## Your goal
Locate each line holding the string "PROCESS" and copy it.

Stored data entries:
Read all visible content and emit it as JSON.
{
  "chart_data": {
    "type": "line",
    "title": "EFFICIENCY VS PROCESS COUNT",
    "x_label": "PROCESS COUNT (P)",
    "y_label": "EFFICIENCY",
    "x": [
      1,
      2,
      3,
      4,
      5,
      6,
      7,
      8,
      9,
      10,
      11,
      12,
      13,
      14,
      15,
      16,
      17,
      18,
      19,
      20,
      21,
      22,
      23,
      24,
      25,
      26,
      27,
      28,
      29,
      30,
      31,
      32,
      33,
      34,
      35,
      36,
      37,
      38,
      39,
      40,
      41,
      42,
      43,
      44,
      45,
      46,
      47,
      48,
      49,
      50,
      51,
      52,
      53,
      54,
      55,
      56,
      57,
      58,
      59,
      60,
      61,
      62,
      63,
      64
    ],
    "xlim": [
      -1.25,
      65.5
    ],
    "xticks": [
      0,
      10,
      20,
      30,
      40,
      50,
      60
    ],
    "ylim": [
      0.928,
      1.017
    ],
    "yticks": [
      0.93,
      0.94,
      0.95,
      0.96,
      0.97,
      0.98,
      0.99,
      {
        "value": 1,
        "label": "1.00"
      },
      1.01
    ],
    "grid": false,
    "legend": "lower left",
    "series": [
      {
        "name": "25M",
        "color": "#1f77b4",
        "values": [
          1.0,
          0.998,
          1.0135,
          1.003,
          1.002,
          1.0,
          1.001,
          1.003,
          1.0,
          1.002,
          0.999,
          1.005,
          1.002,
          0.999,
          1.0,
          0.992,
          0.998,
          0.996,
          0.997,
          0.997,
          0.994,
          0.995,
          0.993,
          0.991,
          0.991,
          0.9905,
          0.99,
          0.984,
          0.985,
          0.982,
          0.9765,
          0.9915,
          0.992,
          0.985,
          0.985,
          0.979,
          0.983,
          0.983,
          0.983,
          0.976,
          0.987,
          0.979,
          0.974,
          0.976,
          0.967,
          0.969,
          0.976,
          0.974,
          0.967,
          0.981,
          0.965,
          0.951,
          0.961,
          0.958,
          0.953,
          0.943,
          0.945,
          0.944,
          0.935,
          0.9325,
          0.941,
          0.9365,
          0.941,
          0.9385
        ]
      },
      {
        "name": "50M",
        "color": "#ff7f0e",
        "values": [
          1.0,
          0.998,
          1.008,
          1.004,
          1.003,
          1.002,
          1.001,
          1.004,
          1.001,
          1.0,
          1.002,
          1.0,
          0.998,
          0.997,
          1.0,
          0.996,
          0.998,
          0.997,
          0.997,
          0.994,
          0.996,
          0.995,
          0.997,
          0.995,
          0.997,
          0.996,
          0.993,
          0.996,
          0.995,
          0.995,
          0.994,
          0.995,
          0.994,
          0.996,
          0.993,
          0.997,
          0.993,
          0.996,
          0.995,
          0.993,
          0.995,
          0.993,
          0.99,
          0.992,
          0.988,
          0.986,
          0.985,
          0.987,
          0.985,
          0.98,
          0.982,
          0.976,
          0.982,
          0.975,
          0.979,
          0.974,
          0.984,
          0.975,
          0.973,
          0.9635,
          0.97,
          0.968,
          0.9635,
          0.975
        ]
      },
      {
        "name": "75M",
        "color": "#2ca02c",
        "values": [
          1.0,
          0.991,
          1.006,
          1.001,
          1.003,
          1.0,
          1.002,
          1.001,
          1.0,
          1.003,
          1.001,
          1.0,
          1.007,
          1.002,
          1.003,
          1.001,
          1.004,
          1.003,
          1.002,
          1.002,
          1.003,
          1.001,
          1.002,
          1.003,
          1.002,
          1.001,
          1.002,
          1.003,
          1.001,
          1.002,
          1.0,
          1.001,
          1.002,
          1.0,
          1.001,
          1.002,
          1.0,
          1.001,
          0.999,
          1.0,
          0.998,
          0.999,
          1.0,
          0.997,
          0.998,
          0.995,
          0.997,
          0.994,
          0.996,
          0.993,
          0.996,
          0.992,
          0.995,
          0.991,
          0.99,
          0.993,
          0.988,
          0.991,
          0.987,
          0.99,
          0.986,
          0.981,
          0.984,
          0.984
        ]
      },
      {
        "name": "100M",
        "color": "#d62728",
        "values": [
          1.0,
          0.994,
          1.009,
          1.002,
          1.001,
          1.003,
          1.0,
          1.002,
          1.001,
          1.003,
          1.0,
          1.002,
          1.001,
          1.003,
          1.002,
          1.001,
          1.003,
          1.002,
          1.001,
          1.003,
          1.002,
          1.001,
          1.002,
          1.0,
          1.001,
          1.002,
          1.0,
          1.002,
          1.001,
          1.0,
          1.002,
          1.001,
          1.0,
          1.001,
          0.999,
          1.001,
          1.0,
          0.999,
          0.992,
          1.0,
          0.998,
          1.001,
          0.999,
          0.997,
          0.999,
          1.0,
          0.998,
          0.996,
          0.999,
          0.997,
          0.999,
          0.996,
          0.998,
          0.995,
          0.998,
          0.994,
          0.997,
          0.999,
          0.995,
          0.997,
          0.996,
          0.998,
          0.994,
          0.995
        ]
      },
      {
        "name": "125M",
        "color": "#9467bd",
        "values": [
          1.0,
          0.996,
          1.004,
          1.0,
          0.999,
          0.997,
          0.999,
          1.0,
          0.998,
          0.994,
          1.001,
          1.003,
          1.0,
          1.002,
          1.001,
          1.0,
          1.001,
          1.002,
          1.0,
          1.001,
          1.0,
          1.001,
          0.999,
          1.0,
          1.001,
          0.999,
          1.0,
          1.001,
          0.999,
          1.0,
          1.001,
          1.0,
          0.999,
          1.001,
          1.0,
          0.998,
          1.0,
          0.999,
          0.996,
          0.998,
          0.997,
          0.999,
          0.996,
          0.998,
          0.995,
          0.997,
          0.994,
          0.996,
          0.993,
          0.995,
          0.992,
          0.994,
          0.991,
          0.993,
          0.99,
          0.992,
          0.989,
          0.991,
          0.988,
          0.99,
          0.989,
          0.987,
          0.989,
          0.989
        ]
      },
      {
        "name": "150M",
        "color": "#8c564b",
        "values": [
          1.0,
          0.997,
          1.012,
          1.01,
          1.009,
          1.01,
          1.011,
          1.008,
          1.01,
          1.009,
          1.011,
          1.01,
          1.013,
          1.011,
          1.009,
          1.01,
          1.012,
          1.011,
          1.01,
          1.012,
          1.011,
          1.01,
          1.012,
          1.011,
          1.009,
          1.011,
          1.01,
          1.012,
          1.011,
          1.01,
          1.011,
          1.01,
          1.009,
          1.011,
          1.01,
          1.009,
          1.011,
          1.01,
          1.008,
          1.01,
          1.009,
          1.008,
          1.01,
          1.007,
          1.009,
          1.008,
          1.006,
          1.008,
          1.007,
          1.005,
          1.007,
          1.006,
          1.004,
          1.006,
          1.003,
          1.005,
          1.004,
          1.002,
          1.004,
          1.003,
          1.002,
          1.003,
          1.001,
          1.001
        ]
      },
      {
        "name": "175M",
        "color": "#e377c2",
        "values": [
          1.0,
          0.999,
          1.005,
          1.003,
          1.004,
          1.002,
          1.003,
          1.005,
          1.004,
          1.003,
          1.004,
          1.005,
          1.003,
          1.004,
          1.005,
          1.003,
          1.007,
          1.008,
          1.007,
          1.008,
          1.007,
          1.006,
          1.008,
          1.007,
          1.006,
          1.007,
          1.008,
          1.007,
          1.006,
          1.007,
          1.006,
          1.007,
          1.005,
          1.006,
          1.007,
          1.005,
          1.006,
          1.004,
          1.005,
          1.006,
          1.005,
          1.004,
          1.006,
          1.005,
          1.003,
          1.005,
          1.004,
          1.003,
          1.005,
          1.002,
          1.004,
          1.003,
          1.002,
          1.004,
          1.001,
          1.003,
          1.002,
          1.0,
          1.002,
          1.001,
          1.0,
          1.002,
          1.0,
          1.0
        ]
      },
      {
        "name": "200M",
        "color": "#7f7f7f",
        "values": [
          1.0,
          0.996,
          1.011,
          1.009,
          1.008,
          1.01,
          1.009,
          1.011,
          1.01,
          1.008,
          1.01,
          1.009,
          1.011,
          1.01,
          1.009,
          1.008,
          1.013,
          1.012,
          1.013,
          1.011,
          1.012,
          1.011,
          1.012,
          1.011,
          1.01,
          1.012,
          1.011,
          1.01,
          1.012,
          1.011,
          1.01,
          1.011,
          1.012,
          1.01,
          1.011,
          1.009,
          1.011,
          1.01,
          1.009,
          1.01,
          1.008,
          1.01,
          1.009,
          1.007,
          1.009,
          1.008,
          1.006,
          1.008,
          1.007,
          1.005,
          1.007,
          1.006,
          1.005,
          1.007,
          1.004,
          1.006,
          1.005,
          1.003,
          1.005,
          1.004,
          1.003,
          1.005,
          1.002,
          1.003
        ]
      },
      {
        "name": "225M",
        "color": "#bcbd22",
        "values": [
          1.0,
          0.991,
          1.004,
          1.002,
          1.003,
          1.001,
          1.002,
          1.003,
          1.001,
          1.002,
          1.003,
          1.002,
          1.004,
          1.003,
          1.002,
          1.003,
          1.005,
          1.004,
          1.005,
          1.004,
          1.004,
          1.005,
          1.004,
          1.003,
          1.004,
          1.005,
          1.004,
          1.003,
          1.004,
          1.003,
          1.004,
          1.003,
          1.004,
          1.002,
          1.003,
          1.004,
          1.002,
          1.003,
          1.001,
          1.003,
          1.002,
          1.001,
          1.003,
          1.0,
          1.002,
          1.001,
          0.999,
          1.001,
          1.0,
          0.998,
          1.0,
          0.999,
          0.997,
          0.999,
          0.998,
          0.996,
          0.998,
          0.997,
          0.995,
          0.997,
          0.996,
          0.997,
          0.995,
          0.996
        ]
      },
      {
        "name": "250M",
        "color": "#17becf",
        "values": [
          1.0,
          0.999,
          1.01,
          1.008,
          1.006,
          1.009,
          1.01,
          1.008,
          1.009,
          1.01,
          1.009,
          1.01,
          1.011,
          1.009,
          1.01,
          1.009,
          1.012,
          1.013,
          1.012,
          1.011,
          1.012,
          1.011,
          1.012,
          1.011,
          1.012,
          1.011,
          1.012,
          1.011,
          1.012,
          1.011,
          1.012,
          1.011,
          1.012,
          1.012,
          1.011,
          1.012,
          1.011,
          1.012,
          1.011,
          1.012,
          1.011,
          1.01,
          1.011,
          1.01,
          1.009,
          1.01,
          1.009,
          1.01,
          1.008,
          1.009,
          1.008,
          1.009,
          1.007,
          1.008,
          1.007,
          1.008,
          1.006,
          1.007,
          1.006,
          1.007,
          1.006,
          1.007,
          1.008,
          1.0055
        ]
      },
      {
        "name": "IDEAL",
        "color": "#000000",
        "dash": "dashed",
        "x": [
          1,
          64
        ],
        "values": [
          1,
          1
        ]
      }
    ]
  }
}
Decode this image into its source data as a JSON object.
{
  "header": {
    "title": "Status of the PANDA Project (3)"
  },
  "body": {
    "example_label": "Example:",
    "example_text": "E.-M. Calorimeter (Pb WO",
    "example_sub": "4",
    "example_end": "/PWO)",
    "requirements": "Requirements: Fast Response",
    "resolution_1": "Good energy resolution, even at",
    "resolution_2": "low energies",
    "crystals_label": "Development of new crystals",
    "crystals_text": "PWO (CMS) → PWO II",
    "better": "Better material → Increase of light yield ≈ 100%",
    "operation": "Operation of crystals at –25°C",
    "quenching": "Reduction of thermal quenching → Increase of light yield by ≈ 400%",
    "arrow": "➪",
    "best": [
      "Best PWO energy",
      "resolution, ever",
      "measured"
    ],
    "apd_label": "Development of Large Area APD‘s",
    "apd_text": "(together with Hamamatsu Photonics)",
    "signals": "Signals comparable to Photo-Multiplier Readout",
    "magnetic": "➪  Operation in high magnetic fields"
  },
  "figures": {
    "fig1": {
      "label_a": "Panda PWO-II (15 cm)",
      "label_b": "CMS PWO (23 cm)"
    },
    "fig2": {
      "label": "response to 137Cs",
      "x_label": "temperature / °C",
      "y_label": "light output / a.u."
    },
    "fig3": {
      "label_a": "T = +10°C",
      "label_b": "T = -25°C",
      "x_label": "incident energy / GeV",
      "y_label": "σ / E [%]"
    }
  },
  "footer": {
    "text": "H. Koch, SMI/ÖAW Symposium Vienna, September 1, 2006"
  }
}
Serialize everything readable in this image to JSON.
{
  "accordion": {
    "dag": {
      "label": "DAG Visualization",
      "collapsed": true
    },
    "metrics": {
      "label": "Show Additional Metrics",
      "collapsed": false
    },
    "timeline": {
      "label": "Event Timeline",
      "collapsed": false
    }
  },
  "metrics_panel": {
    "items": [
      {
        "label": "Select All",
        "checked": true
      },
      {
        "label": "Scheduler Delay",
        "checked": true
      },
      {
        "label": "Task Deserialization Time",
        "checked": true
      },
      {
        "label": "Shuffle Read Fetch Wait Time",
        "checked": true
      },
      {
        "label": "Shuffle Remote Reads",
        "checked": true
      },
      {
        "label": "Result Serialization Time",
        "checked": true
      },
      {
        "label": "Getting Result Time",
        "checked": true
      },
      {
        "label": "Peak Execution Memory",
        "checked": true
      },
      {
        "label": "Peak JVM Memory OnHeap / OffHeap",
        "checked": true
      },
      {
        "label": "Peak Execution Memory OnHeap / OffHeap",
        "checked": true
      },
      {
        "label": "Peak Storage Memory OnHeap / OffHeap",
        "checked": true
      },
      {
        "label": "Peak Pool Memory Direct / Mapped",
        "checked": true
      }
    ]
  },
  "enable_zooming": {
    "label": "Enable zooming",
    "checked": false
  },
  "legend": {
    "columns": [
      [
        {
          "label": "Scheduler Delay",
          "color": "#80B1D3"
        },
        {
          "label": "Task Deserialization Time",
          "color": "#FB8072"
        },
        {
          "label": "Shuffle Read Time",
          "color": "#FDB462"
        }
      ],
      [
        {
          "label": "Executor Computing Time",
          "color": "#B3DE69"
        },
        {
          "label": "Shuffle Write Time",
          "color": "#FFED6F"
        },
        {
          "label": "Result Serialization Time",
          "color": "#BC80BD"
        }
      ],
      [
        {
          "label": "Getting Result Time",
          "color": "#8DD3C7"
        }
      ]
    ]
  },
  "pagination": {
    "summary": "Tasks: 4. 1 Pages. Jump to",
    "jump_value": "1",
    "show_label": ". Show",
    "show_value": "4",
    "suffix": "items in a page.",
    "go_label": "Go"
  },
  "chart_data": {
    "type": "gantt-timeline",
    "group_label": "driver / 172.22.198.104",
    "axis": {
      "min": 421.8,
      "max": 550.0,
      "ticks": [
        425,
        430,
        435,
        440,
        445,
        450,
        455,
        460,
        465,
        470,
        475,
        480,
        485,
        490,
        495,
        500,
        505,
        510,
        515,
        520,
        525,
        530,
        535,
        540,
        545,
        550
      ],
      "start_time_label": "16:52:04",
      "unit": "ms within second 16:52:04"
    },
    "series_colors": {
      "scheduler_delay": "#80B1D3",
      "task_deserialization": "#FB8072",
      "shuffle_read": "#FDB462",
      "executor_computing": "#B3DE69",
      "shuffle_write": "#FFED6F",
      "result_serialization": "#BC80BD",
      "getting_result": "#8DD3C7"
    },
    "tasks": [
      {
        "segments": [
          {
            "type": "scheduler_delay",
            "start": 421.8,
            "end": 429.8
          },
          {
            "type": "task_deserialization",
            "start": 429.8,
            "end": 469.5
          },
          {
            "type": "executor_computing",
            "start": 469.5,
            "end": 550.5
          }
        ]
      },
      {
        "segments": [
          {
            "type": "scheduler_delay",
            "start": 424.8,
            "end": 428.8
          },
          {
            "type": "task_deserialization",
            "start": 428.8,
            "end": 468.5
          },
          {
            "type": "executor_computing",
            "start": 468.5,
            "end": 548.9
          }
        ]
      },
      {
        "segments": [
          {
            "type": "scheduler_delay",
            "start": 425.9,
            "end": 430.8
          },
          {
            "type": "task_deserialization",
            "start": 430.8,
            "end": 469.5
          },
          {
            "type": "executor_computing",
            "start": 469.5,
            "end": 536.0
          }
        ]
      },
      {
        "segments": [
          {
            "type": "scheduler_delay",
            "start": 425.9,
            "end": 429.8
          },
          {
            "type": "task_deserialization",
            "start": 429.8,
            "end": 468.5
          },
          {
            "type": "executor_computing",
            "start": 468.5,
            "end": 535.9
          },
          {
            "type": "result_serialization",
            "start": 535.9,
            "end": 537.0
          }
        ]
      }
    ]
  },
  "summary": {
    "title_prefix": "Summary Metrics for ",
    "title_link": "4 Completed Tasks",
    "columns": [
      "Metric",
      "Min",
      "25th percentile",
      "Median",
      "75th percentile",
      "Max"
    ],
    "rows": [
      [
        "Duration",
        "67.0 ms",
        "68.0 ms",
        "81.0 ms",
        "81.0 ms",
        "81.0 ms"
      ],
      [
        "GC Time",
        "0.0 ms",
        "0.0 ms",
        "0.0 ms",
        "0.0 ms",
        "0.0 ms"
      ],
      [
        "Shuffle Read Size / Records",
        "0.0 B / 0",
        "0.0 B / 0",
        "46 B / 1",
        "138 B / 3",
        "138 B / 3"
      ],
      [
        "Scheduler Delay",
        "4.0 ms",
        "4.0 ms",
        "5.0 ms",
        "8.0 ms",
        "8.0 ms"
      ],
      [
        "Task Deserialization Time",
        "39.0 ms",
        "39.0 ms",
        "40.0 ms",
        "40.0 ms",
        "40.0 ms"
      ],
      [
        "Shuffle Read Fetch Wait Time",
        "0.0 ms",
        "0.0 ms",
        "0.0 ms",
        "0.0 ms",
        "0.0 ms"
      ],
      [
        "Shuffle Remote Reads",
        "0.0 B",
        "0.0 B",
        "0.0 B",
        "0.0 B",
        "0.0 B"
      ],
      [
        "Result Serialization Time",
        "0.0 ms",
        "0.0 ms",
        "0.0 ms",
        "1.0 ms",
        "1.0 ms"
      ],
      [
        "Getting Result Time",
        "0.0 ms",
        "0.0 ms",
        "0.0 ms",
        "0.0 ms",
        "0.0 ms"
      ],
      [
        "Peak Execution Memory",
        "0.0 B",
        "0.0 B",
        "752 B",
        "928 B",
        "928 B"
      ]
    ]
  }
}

## Exercise solution
    "title": "EFFICIENCY VS PROCESS COUNT",
    "x_label": "PROCESS COUNT (P)",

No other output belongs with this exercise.